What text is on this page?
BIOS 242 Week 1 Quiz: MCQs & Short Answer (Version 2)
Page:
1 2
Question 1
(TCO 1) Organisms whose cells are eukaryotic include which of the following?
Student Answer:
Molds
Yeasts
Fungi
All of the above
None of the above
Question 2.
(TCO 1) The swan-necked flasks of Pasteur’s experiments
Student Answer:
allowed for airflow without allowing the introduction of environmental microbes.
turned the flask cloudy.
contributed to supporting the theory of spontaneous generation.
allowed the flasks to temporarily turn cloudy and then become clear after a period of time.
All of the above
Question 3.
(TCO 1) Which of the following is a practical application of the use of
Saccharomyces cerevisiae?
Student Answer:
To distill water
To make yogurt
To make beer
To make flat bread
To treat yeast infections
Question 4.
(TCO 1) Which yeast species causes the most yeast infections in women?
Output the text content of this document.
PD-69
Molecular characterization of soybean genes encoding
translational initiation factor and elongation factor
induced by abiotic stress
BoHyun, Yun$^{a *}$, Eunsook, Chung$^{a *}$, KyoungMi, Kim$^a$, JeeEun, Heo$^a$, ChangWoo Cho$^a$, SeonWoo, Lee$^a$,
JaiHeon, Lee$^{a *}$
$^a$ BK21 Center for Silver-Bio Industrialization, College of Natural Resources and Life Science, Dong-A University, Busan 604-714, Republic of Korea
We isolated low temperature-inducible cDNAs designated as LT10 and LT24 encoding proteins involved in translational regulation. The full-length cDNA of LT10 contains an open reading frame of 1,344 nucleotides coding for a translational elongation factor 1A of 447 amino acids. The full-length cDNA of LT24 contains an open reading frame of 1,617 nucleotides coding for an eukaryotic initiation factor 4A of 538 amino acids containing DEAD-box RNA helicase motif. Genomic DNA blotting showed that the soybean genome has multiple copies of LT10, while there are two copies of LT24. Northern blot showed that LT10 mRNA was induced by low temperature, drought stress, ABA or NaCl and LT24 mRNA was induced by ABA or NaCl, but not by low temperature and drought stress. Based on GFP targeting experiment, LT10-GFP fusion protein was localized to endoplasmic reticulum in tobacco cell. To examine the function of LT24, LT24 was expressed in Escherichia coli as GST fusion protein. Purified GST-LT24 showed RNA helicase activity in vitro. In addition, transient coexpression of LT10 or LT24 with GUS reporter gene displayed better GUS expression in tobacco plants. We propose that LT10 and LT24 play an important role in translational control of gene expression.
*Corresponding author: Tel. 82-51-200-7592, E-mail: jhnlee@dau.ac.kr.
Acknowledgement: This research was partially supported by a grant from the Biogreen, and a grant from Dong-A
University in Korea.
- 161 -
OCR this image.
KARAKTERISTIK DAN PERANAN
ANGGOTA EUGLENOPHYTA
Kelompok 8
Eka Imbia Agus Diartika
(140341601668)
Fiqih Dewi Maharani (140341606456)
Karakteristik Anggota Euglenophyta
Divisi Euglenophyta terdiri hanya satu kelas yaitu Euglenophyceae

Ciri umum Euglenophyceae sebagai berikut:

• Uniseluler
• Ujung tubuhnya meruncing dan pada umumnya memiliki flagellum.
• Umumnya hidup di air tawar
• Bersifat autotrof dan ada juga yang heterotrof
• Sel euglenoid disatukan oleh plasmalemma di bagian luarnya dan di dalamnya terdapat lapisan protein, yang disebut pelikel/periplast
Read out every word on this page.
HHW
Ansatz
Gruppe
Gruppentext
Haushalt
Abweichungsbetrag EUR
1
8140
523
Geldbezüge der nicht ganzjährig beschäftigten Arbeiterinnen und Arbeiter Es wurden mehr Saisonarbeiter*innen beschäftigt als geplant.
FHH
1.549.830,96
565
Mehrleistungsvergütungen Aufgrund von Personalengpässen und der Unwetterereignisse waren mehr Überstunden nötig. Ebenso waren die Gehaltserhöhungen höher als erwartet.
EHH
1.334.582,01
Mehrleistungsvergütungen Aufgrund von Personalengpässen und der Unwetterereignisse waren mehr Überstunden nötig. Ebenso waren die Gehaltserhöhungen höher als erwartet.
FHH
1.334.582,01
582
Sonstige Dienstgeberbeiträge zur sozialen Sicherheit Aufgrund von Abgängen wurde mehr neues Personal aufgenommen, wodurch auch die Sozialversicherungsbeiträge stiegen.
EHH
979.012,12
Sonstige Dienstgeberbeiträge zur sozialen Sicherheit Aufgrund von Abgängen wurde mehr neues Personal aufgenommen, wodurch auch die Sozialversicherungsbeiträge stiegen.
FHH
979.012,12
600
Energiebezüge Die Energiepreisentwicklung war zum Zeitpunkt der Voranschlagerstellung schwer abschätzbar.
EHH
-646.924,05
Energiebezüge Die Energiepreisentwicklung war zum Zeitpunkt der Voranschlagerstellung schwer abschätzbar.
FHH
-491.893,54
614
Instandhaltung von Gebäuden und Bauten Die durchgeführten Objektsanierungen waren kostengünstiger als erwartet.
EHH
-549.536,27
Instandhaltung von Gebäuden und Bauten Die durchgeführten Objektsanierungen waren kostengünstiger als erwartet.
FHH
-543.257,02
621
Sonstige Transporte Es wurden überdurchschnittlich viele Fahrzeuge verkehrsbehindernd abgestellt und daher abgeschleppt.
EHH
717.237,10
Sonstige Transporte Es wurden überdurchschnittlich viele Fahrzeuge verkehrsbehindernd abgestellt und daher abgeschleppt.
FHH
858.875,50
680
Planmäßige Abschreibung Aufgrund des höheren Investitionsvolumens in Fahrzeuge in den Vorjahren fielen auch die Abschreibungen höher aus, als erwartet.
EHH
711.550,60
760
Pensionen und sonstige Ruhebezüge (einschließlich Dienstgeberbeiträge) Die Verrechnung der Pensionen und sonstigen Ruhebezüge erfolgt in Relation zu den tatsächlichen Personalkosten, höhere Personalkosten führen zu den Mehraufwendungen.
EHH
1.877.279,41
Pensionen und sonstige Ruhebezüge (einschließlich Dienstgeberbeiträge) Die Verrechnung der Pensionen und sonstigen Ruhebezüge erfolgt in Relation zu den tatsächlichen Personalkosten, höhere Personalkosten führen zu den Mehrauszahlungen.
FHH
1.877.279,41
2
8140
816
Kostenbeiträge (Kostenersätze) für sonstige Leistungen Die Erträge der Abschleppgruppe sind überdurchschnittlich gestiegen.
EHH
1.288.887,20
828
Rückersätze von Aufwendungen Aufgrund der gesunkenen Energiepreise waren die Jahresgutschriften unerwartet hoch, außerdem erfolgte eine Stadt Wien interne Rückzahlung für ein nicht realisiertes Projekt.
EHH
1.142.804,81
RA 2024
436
▬▬▬▬▬▬
• **Task instructions**
The records above should be restated word for word, please.

• **Result of the task**
What text is on this page?
BIOS 242 Week 1 Quiz: MCQs & Short Answer (Version 2)
Page:
1 2
Question 1
(TCO 1) Organisms whose cells are eukaryotic include which of the following?
Student Answer:
Molds
Yeasts
Fungi
All of the above
None of the above
Question 2.
(TCO 1) The swan-necked flasks of Pasteur’s experiments
Student Answer:
allowed for airflow without allowing the introduction of environmental microbes.
turned the flask cloudy.
contributed to supporting the theory of spontaneous generation.
allowed the flasks to temporarily turn cloudy and then become clear after a period of time.
All of the above
Question 3.
(TCO 1) Which of the following is a practical application of the use of
Saccharomyces cerevisiae?
Student Answer:
To distill water
To make yogurt
To make beer
To make flat bread
To treat yeast infections
Question 4.
(TCO 1) Which yeast species causes the most yeast infections in women?
Output the text content of this document.
PD-69
Molecular characterization of soybean genes encoding
translational initiation factor and elongation factor
induced by abiotic stress
BoHyun, Yun$^{a *}$, Eunsook, Chung$^{a *}$, KyoungMi, Kim$^a$, JeeEun, Heo$^a$, ChangWoo Cho$^a$, SeonWoo, Lee$^a$,
JaiHeon, Lee$^{a *}$
$^a$ BK21 Center for Silver-Bio Industrialization, College of Natural Resources and Life Science, Dong-A University, Busan 604-714, Republic of Korea
We isolated low temperature-inducible cDNAs designated as LT10 and LT24 encoding proteins involved in translational regulation. The full-length cDNA of LT10 contains an open reading frame of 1,344 nucleotides coding for a translational elongation factor 1A of 447 amino acids. The full-length cDNA of LT24 contains an open reading frame of 1,617 nucleotides coding for an eukaryotic initiation factor 4A of 538 amino acids containing DEAD-box RNA helicase motif. Genomic DNA blotting showed that the soybean genome has multiple copies of LT10, while there are two copies of LT24. Northern blot showed that LT10 mRNA was induced by low temperature, drought stress, ABA or NaCl and LT24 mRNA was induced by ABA or NaCl, but not by low temperature and drought stress. Based on GFP targeting experiment, LT10-GFP fusion protein was localized to endoplasmic reticulum in tobacco cell. To examine the function of LT24, LT24 was expressed in Escherichia coli as GST fusion protein. Purified GST-LT24 showed RNA helicase activity in vitro. In addition, transient coexpression of LT10 or LT24 with GUS reporter gene displayed better GUS expression in tobacco plants. We propose that LT10 and LT24 play an important role in translational control of gene expression.
*Corresponding author: Tel. 82-51-200-7592, E-mail: jhnlee@dau.ac.kr.
Acknowledgement: This research was partially supported by a grant from the Biogreen, and a grant from Dong-A
University in Korea.
- 161 -
OCR this image.
KARAKTERISTIK DAN PERANAN
ANGGOTA EUGLENOPHYTA
Kelompok 8
Eka Imbia Agus Diartika
(140341601668)
Fiqih Dewi Maharani (140341606456)
Karakteristik Anggota Euglenophyta
Divisi Euglenophyta terdiri hanya satu kelas yaitu Euglenophyceae

Ciri umum Euglenophyceae sebagai berikut:

• Uniseluler
• Ujung tubuhnya meruncing dan pada umumnya memiliki flagellum.
• Umumnya hidup di air tawar
• Bersifat autotrof dan ada juga yang heterotrof
• Sel euglenoid disatukan oleh plasmalemma di bagian luarnya dan di dalamnya terdapat lapisan protein, yang disebut pelikel/periplast
Read out every word on this page.
HHW
Ansatz
Gruppe
Gruppentext
Haushalt
Abweichungsbetrag EUR
1
8140
523
Geldbezüge der nicht ganzjährig beschäftigten Arbeiterinnen und Arbeiter Es wurden mehr Saisonarbeiter*innen beschäftigt als geplant.
FHH
1.549.830,96
565
Mehrleistungsvergütungen Aufgrund von Personalengpässen und der Unwetterereignisse waren mehr Überstunden nötig. Ebenso waren die Gehaltserhöhungen höher als erwartet.
EHH
1.334.582,01
Mehrleistungsvergütungen Aufgrund von Personalengpässen und der Unwetterereignisse waren mehr Überstunden nötig. Ebenso waren die Gehaltserhöhungen höher als erwartet.
FHH
1.334.582,01
582
Sonstige Dienstgeberbeiträge zur sozialen Sicherheit Aufgrund von Abgängen wurde mehr neues Personal aufgenommen, wodurch auch die Sozialversicherungsbeiträge stiegen.
EHH
979.012,12
Sonstige Dienstgeberbeiträge zur sozialen Sicherheit Aufgrund von Abgängen wurde mehr neues Personal aufgenommen, wodurch auch die Sozialversicherungsbeiträge stiegen.
FHH
979.012,12
600
Energiebezüge Die Energiepreisentwicklung war zum Zeitpunkt der Voranschlagerstellung schwer abschätzbar.
EHH
-646.924,05
Energiebezüge Die Energiepreisentwicklung war zum Zeitpunkt der Voranschlagerstellung schwer abschätzbar.
FHH
-491.893,54
614
Instandhaltung von Gebäuden und Bauten Die durchgeführten Objektsanierungen waren kostengünstiger als erwartet.
EHH
-549.536,27
Instandhaltung von Gebäuden und Bauten Die durchgeführten Objektsanierungen waren kostengünstiger als erwartet.
FHH
-543.257,02
621
Sonstige Transporte Es wurden überdurchschnittlich viele Fahrzeuge verkehrsbehindernd abgestellt und daher abgeschleppt.
EHH
717.237,10
Sonstige Transporte Es wurden überdurchschnittlich viele Fahrzeuge verkehrsbehindernd abgestellt und daher abgeschleppt.
FHH
858.875,50
680
Planmäßige Abschreibung Aufgrund des höheren Investitionsvolumens in Fahrzeuge in den Vorjahren fielen auch die Abschreibungen höher aus, als erwartet.
EHH
711.550,60
760
Pensionen und sonstige Ruhebezüge (einschließlich Dienstgeberbeiträge) Die Verrechnung der Pensionen und sonstigen Ruhebezüge erfolgt in Relation zu den tatsächlichen Personalkosten, höhere Personalkosten führen zu den Mehraufwendungen.
EHH
1.877.279,41
Pensionen und sonstige Ruhebezüge (einschließlich Dienstgeberbeiträge) Die Verrechnung der Pensionen und sonstigen Ruhebezüge erfolgt in Relation zu den tatsächlichen Personalkosten, höhere Personalkosten führen zu den Mehrauszahlungen.
FHH
1.877.279,41
2
8140
816
Kostenbeiträge (Kostenersätze) für sonstige Leistungen Die Erträge der Abschleppgruppe sind überdurchschnittlich gestiegen.
EHH
1.288.887,20
828
Rückersätze von Aufwendungen Aufgrund der gesunkenen Energiepreise waren die Jahresgutschriften unerwartet hoch, außerdem erfolgte eine Stadt Wien interne Rückzahlung für ein nicht realisiertes Projekt.
EHH
1.142.804,81
RA 2024
436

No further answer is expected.